>>
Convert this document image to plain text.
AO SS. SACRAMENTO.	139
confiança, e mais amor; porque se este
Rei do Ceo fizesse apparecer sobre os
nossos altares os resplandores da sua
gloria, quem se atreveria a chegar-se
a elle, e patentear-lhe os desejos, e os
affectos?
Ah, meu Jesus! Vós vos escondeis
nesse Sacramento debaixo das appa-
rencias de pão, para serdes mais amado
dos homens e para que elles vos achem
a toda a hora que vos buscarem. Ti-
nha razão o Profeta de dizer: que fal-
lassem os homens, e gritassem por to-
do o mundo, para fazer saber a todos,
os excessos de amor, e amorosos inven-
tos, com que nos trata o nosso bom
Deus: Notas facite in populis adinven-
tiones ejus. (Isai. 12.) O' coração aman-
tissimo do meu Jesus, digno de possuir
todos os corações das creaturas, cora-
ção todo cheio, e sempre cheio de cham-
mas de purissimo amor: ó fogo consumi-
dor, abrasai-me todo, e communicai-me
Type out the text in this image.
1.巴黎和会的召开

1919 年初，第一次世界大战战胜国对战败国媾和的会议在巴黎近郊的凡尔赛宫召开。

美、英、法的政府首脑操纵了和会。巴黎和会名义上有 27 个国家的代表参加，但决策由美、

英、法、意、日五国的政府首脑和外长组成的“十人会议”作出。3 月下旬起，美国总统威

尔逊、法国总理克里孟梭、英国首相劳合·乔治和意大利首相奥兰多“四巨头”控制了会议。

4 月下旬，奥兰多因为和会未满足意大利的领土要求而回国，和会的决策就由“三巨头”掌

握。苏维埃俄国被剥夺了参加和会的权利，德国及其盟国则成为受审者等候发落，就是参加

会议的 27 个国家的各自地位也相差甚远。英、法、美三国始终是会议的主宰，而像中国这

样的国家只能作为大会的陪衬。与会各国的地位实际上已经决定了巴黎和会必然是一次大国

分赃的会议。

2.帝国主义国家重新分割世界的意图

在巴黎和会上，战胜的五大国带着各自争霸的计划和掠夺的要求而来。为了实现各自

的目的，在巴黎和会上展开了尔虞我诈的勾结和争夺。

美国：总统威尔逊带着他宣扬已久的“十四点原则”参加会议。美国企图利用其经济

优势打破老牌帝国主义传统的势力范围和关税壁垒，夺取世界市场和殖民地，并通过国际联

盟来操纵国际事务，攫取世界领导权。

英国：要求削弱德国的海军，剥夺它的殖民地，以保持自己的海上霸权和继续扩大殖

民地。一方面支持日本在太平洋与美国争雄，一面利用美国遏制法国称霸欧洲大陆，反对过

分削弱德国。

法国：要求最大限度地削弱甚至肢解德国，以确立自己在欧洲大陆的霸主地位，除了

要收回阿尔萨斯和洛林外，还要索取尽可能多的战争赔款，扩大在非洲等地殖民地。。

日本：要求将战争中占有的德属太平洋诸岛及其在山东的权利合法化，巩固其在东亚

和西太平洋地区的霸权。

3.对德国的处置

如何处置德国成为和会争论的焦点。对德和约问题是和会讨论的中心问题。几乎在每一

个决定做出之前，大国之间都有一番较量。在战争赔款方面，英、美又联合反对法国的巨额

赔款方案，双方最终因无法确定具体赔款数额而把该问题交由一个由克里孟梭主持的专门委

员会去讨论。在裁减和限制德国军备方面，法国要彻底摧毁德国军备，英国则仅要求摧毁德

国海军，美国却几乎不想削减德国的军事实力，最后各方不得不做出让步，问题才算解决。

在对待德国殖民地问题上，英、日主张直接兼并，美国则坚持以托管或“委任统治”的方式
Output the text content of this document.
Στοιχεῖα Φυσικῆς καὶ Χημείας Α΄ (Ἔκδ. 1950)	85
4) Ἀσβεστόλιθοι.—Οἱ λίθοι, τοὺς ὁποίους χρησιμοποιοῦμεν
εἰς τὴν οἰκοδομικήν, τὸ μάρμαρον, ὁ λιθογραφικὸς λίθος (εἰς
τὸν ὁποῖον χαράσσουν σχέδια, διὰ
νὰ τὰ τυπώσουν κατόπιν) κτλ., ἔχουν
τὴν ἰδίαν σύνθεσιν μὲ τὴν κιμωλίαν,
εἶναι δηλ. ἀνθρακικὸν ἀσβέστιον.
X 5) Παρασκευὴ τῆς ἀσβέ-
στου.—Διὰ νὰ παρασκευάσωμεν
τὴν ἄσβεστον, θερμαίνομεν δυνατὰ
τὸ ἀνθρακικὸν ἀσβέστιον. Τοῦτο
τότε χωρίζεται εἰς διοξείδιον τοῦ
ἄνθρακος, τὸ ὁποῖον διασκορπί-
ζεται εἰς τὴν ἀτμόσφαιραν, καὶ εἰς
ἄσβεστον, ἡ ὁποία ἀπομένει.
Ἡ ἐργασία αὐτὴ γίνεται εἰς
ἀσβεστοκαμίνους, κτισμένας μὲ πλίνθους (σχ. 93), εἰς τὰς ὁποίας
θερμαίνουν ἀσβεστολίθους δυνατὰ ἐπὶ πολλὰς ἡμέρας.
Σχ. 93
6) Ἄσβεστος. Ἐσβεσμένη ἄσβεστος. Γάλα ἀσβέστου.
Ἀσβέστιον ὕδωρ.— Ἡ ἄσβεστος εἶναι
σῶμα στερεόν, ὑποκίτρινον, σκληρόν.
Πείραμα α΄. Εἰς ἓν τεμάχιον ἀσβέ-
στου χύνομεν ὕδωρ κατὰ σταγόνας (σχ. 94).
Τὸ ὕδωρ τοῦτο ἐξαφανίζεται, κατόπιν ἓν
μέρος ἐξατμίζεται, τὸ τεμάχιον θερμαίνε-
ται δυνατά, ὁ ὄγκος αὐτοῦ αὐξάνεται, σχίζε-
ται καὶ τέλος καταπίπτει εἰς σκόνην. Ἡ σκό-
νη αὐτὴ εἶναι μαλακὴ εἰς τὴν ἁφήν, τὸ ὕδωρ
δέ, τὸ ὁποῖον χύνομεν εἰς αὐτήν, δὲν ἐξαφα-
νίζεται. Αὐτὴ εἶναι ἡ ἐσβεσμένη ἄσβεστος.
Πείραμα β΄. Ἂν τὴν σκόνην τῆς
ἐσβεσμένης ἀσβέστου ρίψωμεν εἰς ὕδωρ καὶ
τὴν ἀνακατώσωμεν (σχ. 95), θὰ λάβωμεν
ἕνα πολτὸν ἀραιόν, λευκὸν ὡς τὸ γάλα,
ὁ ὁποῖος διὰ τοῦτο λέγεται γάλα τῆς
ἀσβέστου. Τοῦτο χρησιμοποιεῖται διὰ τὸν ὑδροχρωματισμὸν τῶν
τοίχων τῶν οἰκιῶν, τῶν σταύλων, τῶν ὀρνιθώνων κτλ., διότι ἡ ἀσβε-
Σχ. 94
<<
Copy each line of the data above without altering a single character.

Exercise solution
Convert this document image to plain text.
AO SS. SACRAMENTO.	139
confiança, e mais amor; porque se este
Rei do Ceo fizesse apparecer sobre os
nossos altares os resplandores da sua
gloria, quem se atreveria a chegar-se
a elle, e patentear-lhe os desejos, e os
affectos?
Ah, meu Jesus! Vós vos escondeis
nesse Sacramento debaixo das appa-
rencias de pão, para serdes mais amado
dos homens e para que elles vos achem
a toda a hora que vos buscarem. Ti-
nha razão o Profeta de dizer: que fal-
lassem os homens, e gritassem por to-
do o mundo, para fazer saber a todos,
os excessos de amor, e amorosos inven-
tos, com que nos trata o nosso bom
Deus: Notas facite in populis adinven-
tiones ejus. (Isai. 12.) O' coração aman-
tissimo do meu Jesus, digno de possuir
todos os corações das creaturas, cora-
ção todo cheio, e sempre cheio de cham-
mas de purissimo amor: ó fogo consumi-
dor, abrasai-me todo, e communicai-me
Type out the text in this image.
1.巴黎和会的召开

1919 年初，第一次世界大战战胜国对战败国媾和的会议在巴黎近郊的凡尔赛宫召开。

美、英、法的政府首脑操纵了和会。巴黎和会名义上有 27 个国家的代表参加，但决策由美、

英、法、意、日五国的政府首脑和外长组成的“十人会议”作出。3 月下旬起，美国总统威

尔逊、法国总理克里孟梭、英国首相劳合·乔治和意大利首相奥兰多“四巨头”控制了会议。

4 月下旬，奥兰多因为和会未满足意大利的领土要求而回国，和会的决策就由“三巨头”掌

握。苏维埃俄国被剥夺了参加和会的权利，德国及其盟国则成为受审者等候发落，就是参加

会议的 27 个国家的各自地位也相差甚远。英、法、美三国始终是会议的主宰，而像中国这

样的国家只能作为大会的陪衬。与会各国的地位实际上已经决定了巴黎和会必然是一次大国

分赃的会议。

2.帝国主义国家重新分割世界的意图

在巴黎和会上，战胜的五大国带着各自争霸的计划和掠夺的要求而来。为了实现各自

的目的，在巴黎和会上展开了尔虞我诈的勾结和争夺。

美国：总统威尔逊带着他宣扬已久的“十四点原则”参加会议。美国企图利用其经济

优势打破老牌帝国主义传统的势力范围和关税壁垒，夺取世界市场和殖民地，并通过国际联

盟来操纵国际事务，攫取世界领导权。

英国：要求削弱德国的海军，剥夺它的殖民地，以保持自己的海上霸权和继续扩大殖

民地。一方面支持日本在太平洋与美国争雄，一面利用美国遏制法国称霸欧洲大陆，反对过

分削弱德国。

法国：要求最大限度地削弱甚至肢解德国，以确立自己在欧洲大陆的霸主地位，除了

要收回阿尔萨斯和洛林外，还要索取尽可能多的战争赔款，扩大在非洲等地殖民地。。

日本：要求将战争中占有的德属太平洋诸岛及其在山东的权利合法化，巩固其在东亚

和西太平洋地区的霸权。

3.对德国的处置

如何处置德国成为和会争论的焦点。对德和约问题是和会讨论的中心问题。几乎在每一

个决定做出之前，大国之间都有一番较量。在战争赔款方面，英、美又联合反对法国的巨额

赔款方案，双方最终因无法确定具体赔款数额而把该问题交由一个由克里孟梭主持的专门委

员会去讨论。在裁减和限制德国军备方面，法国要彻底摧毁德国军备，英国则仅要求摧毁德

国海军，美国却几乎不想削减德国的军事实力，最后各方不得不做出让步，问题才算解决。

在对待德国殖民地问题上，英、日主张直接兼并，美国则坚持以托管或“委任统治”的方式
Output the text content of this document.
Στοιχεῖα Φυσικῆς καὶ Χημείας Α΄ (Ἔκδ. 1950)	85
4) Ἀσβεστόλιθοι.—Οἱ λίθοι, τοὺς ὁποίους χρησιμοποιοῦμεν
εἰς τὴν οἰκοδομικήν, τὸ μάρμαρον, ὁ λιθογραφικὸς λίθος (εἰς
τὸν ὁποῖον χαράσσουν σχέδια, διὰ
νὰ τὰ τυπώσουν κατόπιν) κτλ., ἔχουν
τὴν ἰδίαν σύνθεσιν μὲ τὴν κιμωλίαν,
εἶναι δηλ. ἀνθρακικὸν ἀσβέστιον.
X 5) Παρασκευὴ τῆς ἀσβέ-
στου.—Διὰ νὰ παρασκευάσωμεν
τὴν ἄσβεστον, θερμαίνομεν δυνατὰ
τὸ ἀνθρακικὸν ἀσβέστιον. Τοῦτο
τότε χωρίζεται εἰς διοξείδιον τοῦ
ἄνθρακος, τὸ ὁποῖον διασκορπί-
ζεται εἰς τὴν ἀτμόσφαιραν, καὶ εἰς
ἄσβεστον, ἡ ὁποία ἀπομένει.
Ἡ ἐργασία αὐτὴ γίνεται εἰς
ἀσβεστοκαμίνους, κτισμένας μὲ πλίνθους (σχ. 93), εἰς τὰς ὁποίας
θερμαίνουν ἀσβεστολίθους δυνατὰ ἐπὶ πολλὰς ἡμέρας.
Σχ. 93
6) Ἄσβεστος. Ἐσβεσμένη ἄσβεστος. Γάλα ἀσβέστου.
Ἀσβέστιον ὕδωρ.— Ἡ ἄσβεστος εἶναι
σῶμα στερεόν, ὑποκίτρινον, σκληρόν.
Πείραμα α΄. Εἰς ἓν τεμάχιον ἀσβέ-
στου χύνομεν ὕδωρ κατὰ σταγόνας (σχ. 94).
Τὸ ὕδωρ τοῦτο ἐξαφανίζεται, κατόπιν ἓν
μέρος ἐξατμίζεται, τὸ τεμάχιον θερμαίνε-
ται δυνατά, ὁ ὄγκος αὐτοῦ αὐξάνεται, σχίζε-
ται καὶ τέλος καταπίπτει εἰς σκόνην. Ἡ σκό-
νη αὐτὴ εἶναι μαλακὴ εἰς τὴν ἁφήν, τὸ ὕδωρ
δέ, τὸ ὁποῖον χύνομεν εἰς αὐτήν, δὲν ἐξαφα-
νίζεται. Αὐτὴ εἶναι ἡ ἐσβεσμένη ἄσβεστος.
Πείραμα β΄. Ἂν τὴν σκόνην τῆς
ἐσβεσμένης ἀσβέστου ρίψωμεν εἰς ὕδωρ καὶ
τὴν ἀνακατώσωμεν (σχ. 95), θὰ λάβωμεν
ἕνα πολτὸν ἀραιόν, λευκὸν ὡς τὸ γάλα,
ὁ ὁποῖος διὰ τοῦτο λέγεται γάλα τῆς
ἀσβέστου. Τοῦτο χρησιμοποιεῖται διὰ τὸν ὑδροχρωματισμὸν τῶν
τοίχων τῶν οἰκιῶν, τῶν σταύλων, τῶν ὀρνιθώνων κτλ., διότι ἡ ἀσβε-
Σχ. 94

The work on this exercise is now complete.